→ **The problem**
Leave out the pictures and copy everything else below exactly.

→ **Data rows**
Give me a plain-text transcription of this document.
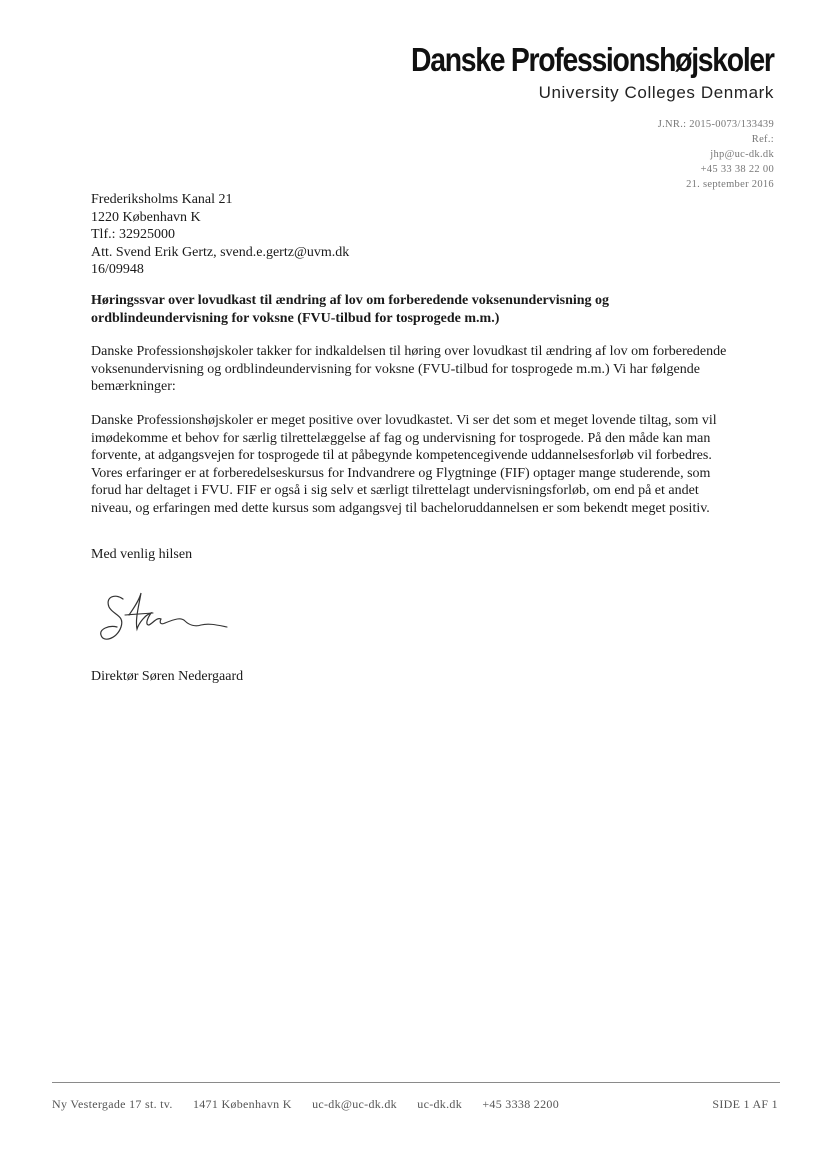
Danske Professionshøjskoler
University Colleges Denmark
J.NR.: 2015-0073/133439
Ref.:
jhp@uc-dk.dk
+45 33 38 22 00
21. september 2016
Frederiksholms Kanal 21
1220 København K
Tlf.: 32925000
Att. Svend Erik Gertz, svend.e.gertz@uvm.dk
16/09948
Høringssvar over lovudkast til ændring af lov om forberedende voksenundervisning og ordblindeundervisning for voksne (FVU-tilbud for tosprogede m.m.)
Danske Professionshøjskoler takker for indkaldelsen til høring over lovudkast til ændring af lov om forberedende voksenundervisning og ordblindeundervisning for voksne (FVU-tilbud for tosprogede m.m.) Vi har følgende bemærkninger:
Danske Professionshøjskoler er meget positive over lovudkastet. Vi ser det som et meget lovende tiltag, som vil imødekomme et behov for særlig tilrettelæggelse af fag og undervisning for tosprogede. På den måde kan man forvente, at adgangsvejen for tosprogede til at påbegynde kompetencegivende uddannelsesforløb vil forbedres. Vores erfaringer er at forberedelseskursus for Indvandrere og Flygtninge (FIF) optager mange studerende, som forud har deltaget i FVU. FIF er også i sig selv et særligt tilrettelagt undervisningsforløb, om end på et andet niveau, og erfaringen med dette kursus som adgangsvej til bacheloruddannelsen er som bekendt meget positiv.
Med venlig hilsen
Direktør Søren Nedergaard
Ny Vestergade 17 st. tv. 1471 København K uc-dk@uc-dk.dk uc-dk.dk +45 3338 2200	SIDE 1 AF 1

→ **Output of the task**
Give me a plain-text transcription of this document.
Danske Professionshøjskoler
University Colleges Denmark
J.NR.: 2015-0073/133439
Ref.:
jhp@uc-dk.dk
+45 33 38 22 00
21. september 2016
Frederiksholms Kanal 21
1220 København K
Tlf.: 32925000
Att. Svend Erik Gertz, svend.e.gertz@uvm.dk
16/09948
Høringssvar over lovudkast til ændring af lov om forberedende voksenundervisning og ordblindeundervisning for voksne (FVU-tilbud for tosprogede m.m.)
Danske Professionshøjskoler takker for indkaldelsen til høring over lovudkast til ændring af lov om forberedende voksenundervisning og ordblindeundervisning for voksne (FVU-tilbud for tosprogede m.m.) Vi har følgende bemærkninger:
Danske Professionshøjskoler er meget positive over lovudkastet. Vi ser det som et meget lovende tiltag, som vil imødekomme et behov for særlig tilrettelæggelse af fag og undervisning for tosprogede. På den måde kan man forvente, at adgangsvejen for tosprogede til at påbegynde kompetencegivende uddannelsesforløb vil forbedres. Vores erfaringer er at forberedelseskursus for Indvandrere og Flygtninge (FIF) optager mange studerende, som forud har deltaget i FVU. FIF er også i sig selv et særligt tilrettelagt undervisningsforløb, om end på et andet niveau, og erfaringen med dette kursus som adgangsvej til bacheloruddannelsen er som bekendt meget positiv.
Med venlig hilsen
Direktør Søren Nedergaard
Ny Vestergade 17 st. tv. 1471 København K uc-dk@uc-dk.dk uc-dk.dk +45 3338 2200	SIDE 1 AF 1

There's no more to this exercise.